Provide only the number of lines in the records below that include "Krankenversicherungspflicht".

Transcribed document page entries

★ ★ ★ ★ ★

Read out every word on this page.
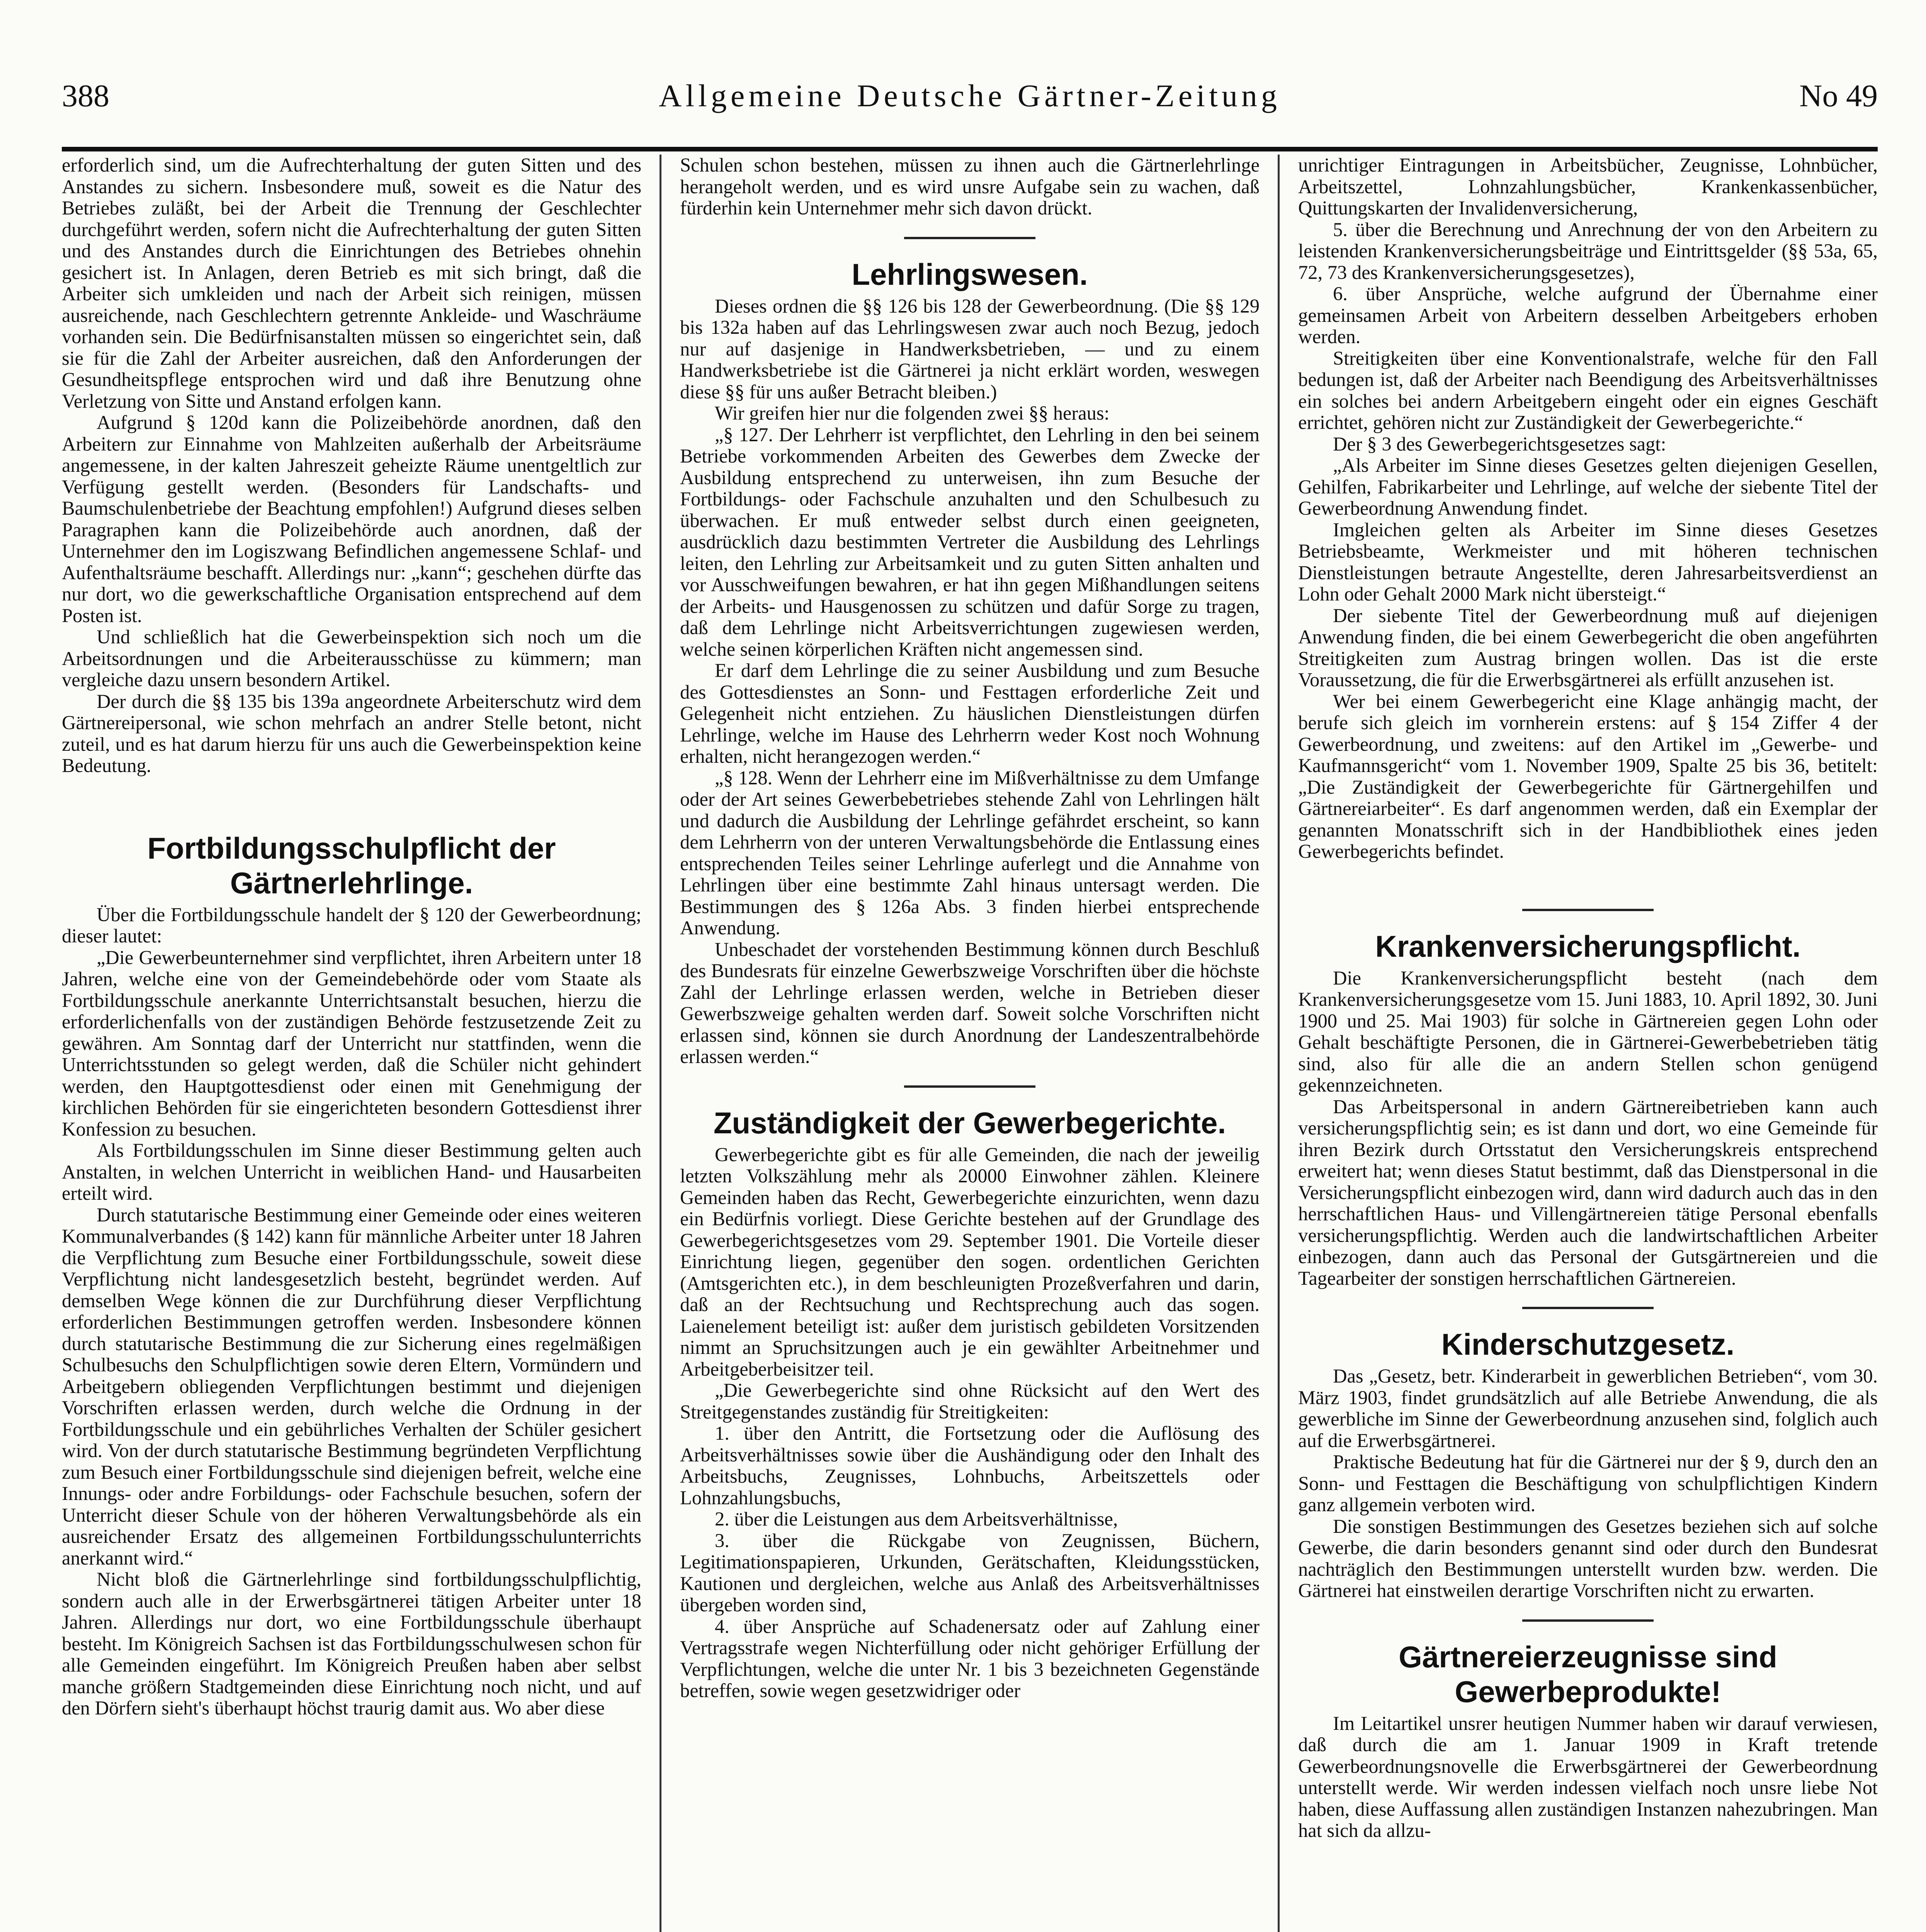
388	Allgemeine Deutsche Gärtner-Zeitung	No 49

erforderlich sind, um die Aufrechterhaltung der guten Sitten und des Anstandes zu sichern. Insbesondere muß, soweit es die Natur des Betriebes zuläßt, bei der Arbeit die Trennung der Geschlechter durchgeführt werden, sofern nicht die Aufrechterhaltung der guten Sitten und des Anstandes durch die Einrichtungen des Betriebes ohnehin gesichert ist. In Anlagen, deren Betrieb es mit sich bringt, daß die Arbeiter sich umkleiden und nach der Arbeit sich reinigen, müssen ausreichende, nach Geschlechtern getrennte Ankleide- und Waschräume vorhanden sein. Die Bedürfnisanstalten müssen so eingerichtet sein, daß sie für die Zahl der Arbeiter ausreichen, daß den Anforderungen der Gesundheitspflege entsprochen wird und daß ihre Benutzung ohne Verletzung von Sitte und Anstand erfolgen kann.

Aufgrund § 120d kann die Polizeibehörde anordnen, daß den Arbeitern zur Einnahme von Mahlzeiten außerhalb der Arbeitsräume angemessene, in der kalten Jahreszeit geheizte Räume unentgeltlich zur Verfügung gestellt werden. (Besonders für Landschafts- und Baumschulenbetriebe der Beachtung empfohlen!) Aufgrund dieses selben Paragraphen kann die Polizeibehörde auch anordnen, daß der Unternehmer den im Logiszwang Befindlichen angemessene Schlaf- und Aufenthaltsräume beschafft. Allerdings nur: „kann“; geschehen dürfte das nur dort, wo die gewerkschaftliche Organisation entsprechend auf dem Posten ist.

Und schließlich hat die Gewerbeinspektion sich noch um die Arbeitsordnungen und die Arbeiterausschüsse zu kümmern; man vergleiche dazu unsern besondern Artikel.

Der durch die §§ 135 bis 139a angeordnete Arbeiterschutz wird dem Gärtnereipersonal, wie schon mehrfach an andrer Stelle betont, nicht zuteil, und es hat darum hierzu für uns auch die Gewerbeinspektion keine Bedeutung.

Fortbildungsschulpflicht der Gärtnerlehrlinge.

Über die Fortbildungsschule handelt der § 120 der Gewerbeordnung; dieser lautet:

„Die Gewerbeunternehmer sind verpflichtet, ihren Arbeitern unter 18 Jahren, welche eine von der Gemeindebehörde oder vom Staate als Fortbildungsschule anerkannte Unterrichtsanstalt besuchen, hierzu die erforderlichenfalls von der zuständigen Behörde festzusetzende Zeit zu gewähren. Am Sonntag darf der Unterricht nur stattfinden, wenn die Unterrichtsstunden so gelegt werden, daß die Schüler nicht gehindert werden, den Hauptgottesdienst oder einen mit Genehmigung der kirchlichen Behörden für sie eingerichteten besondern Gottesdienst ihrer Konfession zu besuchen.

Als Fortbildungsschulen im Sinne dieser Bestimmung gelten auch Anstalten, in welchen Unterricht in weiblichen Hand- und Hausarbeiten erteilt wird.

Durch statutarische Bestimmung einer Gemeinde oder eines weiteren Kommunalverbandes (§ 142) kann für männliche Arbeiter unter 18 Jahren die Verpflichtung zum Besuche einer Fortbildungsschule, soweit diese Verpflichtung nicht landesgesetzlich besteht, begründet werden. Auf demselben Wege können die zur Durchführung dieser Verpflichtung erforderlichen Bestimmungen getroffen werden. Insbesondere können durch statutarische Bestimmung die zur Sicherung eines regelmäßigen Schulbesuchs den Schulpflichtigen sowie deren Eltern, Vormündern und Arbeitgebern obliegenden Verpflichtungen bestimmt und diejenigen Vorschriften erlassen werden, durch welche die Ordnung in der Fortbildungsschule und ein gebührliches Verhalten der Schüler gesichert wird. Von der durch statutarische Bestimmung begründeten Verpflichtung zum Besuch einer Fortbildungsschule sind diejenigen befreit, welche eine Innungs- oder andre Forbildungs- oder Fachschule besuchen, sofern der Unterricht dieser Schule von der höheren Verwaltungsbehörde als ein ausreichender Ersatz des allgemeinen Fortbildungsschulunterrichts anerkannt wird.“

Nicht bloß die Gärtnerlehrlinge sind fortbildungsschulpflichtig, sondern auch alle in der Erwerbsgärtnerei tätigen Arbeiter unter 18 Jahren. Allerdings nur dort, wo eine Fortbildungsschule überhaupt besteht. Im Königreich Sachsen ist das Fortbildungsschulwesen schon für alle Gemeinden eingeführt. Im Königreich Preußen haben aber selbst manche größern Stadtgemeinden diese Einrichtung noch nicht, und auf den Dörfern sieht's überhaupt höchst traurig damit aus. Wo aber diese

Schulen schon bestehen, müssen zu ihnen auch die Gärtnerlehrlinge herangeholt werden, und es wird unsre Aufgabe sein zu wachen, daß fürderhin kein Unternehmer mehr sich davon drückt.

Lehrlingswesen.

Dieses ordnen die §§ 126 bis 128 der Gewerbeordnung. (Die §§ 129 bis 132a haben auf das Lehrlingswesen zwar auch noch Bezug, jedoch nur auf dasjenige in Handwerksbetrieben, — und zu einem Handwerksbetriebe ist die Gärtnerei ja nicht erklärt worden, weswegen diese §§ für uns außer Betracht bleiben.)

Wir greifen hier nur die folgenden zwei §§ heraus:

„§ 127. Der Lehrherr ist verpflichtet, den Lehrling in den bei seinem Betriebe vorkommenden Arbeiten des Gewerbes dem Zwecke der Ausbildung entsprechend zu unterweisen, ihn zum Besuche der Fortbildungs- oder Fachschule anzuhalten und den Schulbesuch zu überwachen. Er muß entweder selbst durch einen geeigneten, ausdrücklich dazu bestimmten Vertreter die Ausbildung des Lehrlings leiten, den Lehrling zur Arbeitsamkeit und zu guten Sitten anhalten und vor Ausschweifungen bewahren, er hat ihn gegen Mißhandlungen seitens der Arbeits- und Hausgenossen zu schützen und dafür Sorge zu tragen, daß dem Lehrlinge nicht Arbeitsverrichtungen zugewiesen werden, welche seinen körperlichen Kräften nicht angemessen sind.

Er darf dem Lehrlinge die zu seiner Ausbildung und zum Besuche des Gottesdienstes an Sonn- und Festtagen erforderliche Zeit und Gelegenheit nicht entziehen. Zu häuslichen Dienstleistungen dürfen Lehrlinge, welche im Hause des Lehrherrn weder Kost noch Wohnung erhalten, nicht herangezogen werden.“

„§ 128. Wenn der Lehrherr eine im Mißverhältnisse zu dem Umfange oder der Art seines Gewerbebetriebes stehende Zahl von Lehrlingen hält und dadurch die Ausbildung der Lehrlinge gefährdet erscheint, so kann dem Lehrherrn von der unteren Verwaltungsbehörde die Entlassung eines entsprechenden Teiles seiner Lehrlinge auferlegt und die Annahme von Lehrlingen über eine bestimmte Zahl hinaus untersagt werden. Die Bestimmungen des § 126a Abs. 3 finden hierbei entsprechende Anwendung.

Unbeschadet der vorstehenden Bestimmung können durch Beschluß des Bundesrats für einzelne Gewerbszweige Vorschriften über die höchste Zahl der Lehrlinge erlassen werden, welche in Betrieben dieser Gewerbszweige gehalten werden darf. Soweit solche Vorschriften nicht erlassen sind, können sie durch Anordnung der Landeszentralbehörde erlassen werden.“

Zuständigkeit der Gewerbegerichte.

Gewerbegerichte gibt es für alle Gemeinden, die nach der jeweilig letzten Volkszählung mehr als 20000 Einwohner zählen. Kleinere Gemeinden haben das Recht, Gewerbegerichte einzurichten, wenn dazu ein Bedürfnis vorliegt. Diese Gerichte bestehen auf der Grundlage des Gewerbegerichtsgesetzes vom 29. September 1901. Die Vorteile dieser Einrichtung liegen, gegenüber den sogen. ordentlichen Gerichten (Amtsgerichten etc.), in dem beschleunigten Prozeßverfahren und darin, daß an der Rechtsuchung und Rechtsprechung auch das sogen. Laienelement beteiligt ist: außer dem juristisch gebildeten Vorsitzenden nimmt an Spruchsitzungen auch je ein gewählter Arbeitnehmer und Arbeitgeberbeisitzer teil.

„Die Gewerbegerichte sind ohne Rücksicht auf den Wert des Streitgegenstandes zuständig für Streitigkeiten:

1. über den Antritt, die Fortsetzung oder die Auflösung des Arbeitsverhältnisses sowie über die Aushändigung oder den Inhalt des Arbeitsbuchs, Zeugnisses, Lohnbuchs, Arbeitszettels oder Lohnzahlungsbuchs,

2. über die Leistungen aus dem Arbeitsverhältnisse,

3. über die Rückgabe von Zeugnissen, Büchern, Legitimationspapieren, Urkunden, Gerätschaften, Kleidungsstücken, Kautionen und dergleichen, welche aus Anlaß des Arbeitsverhältnisses übergeben worden sind,

4. über Ansprüche auf Schadenersatz oder auf Zahlung einer Vertragsstrafe wegen Nichterfüllung oder nicht gehöriger Erfüllung der Verpflichtungen, welche die unter Nr. 1 bis 3 bezeichneten Gegenstände betreffen, sowie wegen gesetzwidriger oder

unrichtiger Eintragungen in Arbeitsbücher, Zeugnisse, Lohnbücher, Arbeitszettel, Lohnzahlungsbücher, Krankenkassenbücher, Quittungskarten der Invalidenversicherung,

5. über die Berechnung und Anrechnung der von den Arbeitern zu leistenden Krankenversicherungsbeiträge und Eintrittsgelder (§§ 53a, 65, 72, 73 des Krankenversicherungsgesetzes),

6. über Ansprüche, welche aufgrund der Übernahme einer gemeinsamen Arbeit von Arbeitern desselben Arbeitgebers erhoben werden.

Streitigkeiten über eine Konventionalstrafe, welche für den Fall bedungen ist, daß der Arbeiter nach Beendigung des Arbeitsverhältnisses ein solches bei andern Arbeitgebern eingeht oder ein eignes Geschäft errichtet, gehören nicht zur Zuständigkeit der Gewerbegerichte.“

Der § 3 des Gewerbegerichtsgesetzes sagt:

„Als Arbeiter im Sinne dieses Gesetzes gelten diejenigen Gesellen, Gehilfen, Fabrikarbeiter und Lehrlinge, auf welche der siebente Titel der Gewerbeordnung Anwendung findet.

Imgleichen gelten als Arbeiter im Sinne dieses Gesetzes Betriebsbeamte, Werkmeister und mit höheren technischen Dienstleistungen betraute Angestellte, deren Jahresarbeitsverdienst an Lohn oder Gehalt 2000 Mark nicht übersteigt.“

Der siebente Titel der Gewerbeordnung muß auf diejenigen Anwendung finden, die bei einem Gewerbegericht die oben angeführten Streitigkeiten zum Austrag bringen wollen. Das ist die erste Voraussetzung, die für die Erwerbsgärtnerei als erfüllt anzusehen ist.

Wer bei einem Gewerbegericht eine Klage anhängig macht, der berufe sich gleich im vornherein erstens: auf § 154 Ziffer 4 der Gewerbeordnung, und zweitens: auf den Artikel im „Gewerbe- und Kaufmannsgericht“ vom 1. November 1909, Spalte 25 bis 36, betitelt: „Die Zuständigkeit der Gewerbegerichte für Gärtnergehilfen und Gärtnereiarbeiter“. Es darf angenommen werden, daß ein Exemplar der genannten Monatsschrift sich in der Handbibliothek eines jeden Gewerbegerichts befindet.

Krankenversicherungspflicht.

Die Krankenversicherungspflicht besteht (nach dem Krankenversicherungsgesetze vom 15. Juni 1883, 10. April 1892, 30. Juni 1900 und 25. Mai 1903) für solche in Gärtnereien gegen Lohn oder Gehalt beschäftigte Personen, die in Gärtnerei-Gewerbebetrieben tätig sind, also für alle die an andern Stellen schon genügend gekennzeichneten.

Das Arbeitspersonal in andern Gärtnereibetrieben kann auch versicherungspflichtig sein; es ist dann und dort, wo eine Gemeinde für ihren Bezirk durch Ortsstatut den Versicherungskreis entsprechend erweitert hat; wenn dieses Statut bestimmt, daß das Dienstpersonal in die Versicherungspflicht einbezogen wird, dann wird dadurch auch das in den herrschaftlichen Haus- und Villengärtnereien tätige Personal ebenfalls versicherungspflichtig. Werden auch die landwirtschaftlichen Arbeiter einbezogen, dann auch das Personal der Gutsgärtnereien und die Tagearbeiter der sonstigen herrschaftlichen Gärtnereien.

Kinderschutzgesetz.

Das „Gesetz, betr. Kinderarbeit in gewerblichen Betrieben“, vom 30. März 1903, findet grundsätzlich auf alle Betriebe Anwendung, die als gewerbliche im Sinne der Gewerbeordnung anzusehen sind, folglich auch auf die Erwerbsgärtnerei.

Praktische Bedeutung hat für die Gärtnerei nur der § 9, durch den an Sonn- und Festtagen die Beschäftigung von schulpflichtigen Kindern ganz allgemein verboten wird.

Die sonstigen Bestimmungen des Gesetzes beziehen sich auf solche Gewerbe, die darin besonders genannt sind oder durch den Bundesrat nachträglich den Bestimmungen unterstellt wurden bzw. werden. Die Gärtnerei hat einstweilen derartige Vorschriften nicht zu erwarten.

Gärtnereierzeugnisse sind Gewerbeprodukte!

Im Leitartikel unsrer heutigen Nummer haben wir darauf verwiesen, daß durch die am 1. Januar 1909 in Kraft tretende Gewerbeordnungsnovelle die Erwerbsgärtnerei der Gewerbeordnung unterstellt werde. Wir werden indessen vielfach noch unsre liebe Not haben, diese Auffassung allen zuständigen Instanzen nahezubringen. Man hat sich da allzu-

★ ★ ★ ★ ★

- [COMPLETED EXERCISE]: 2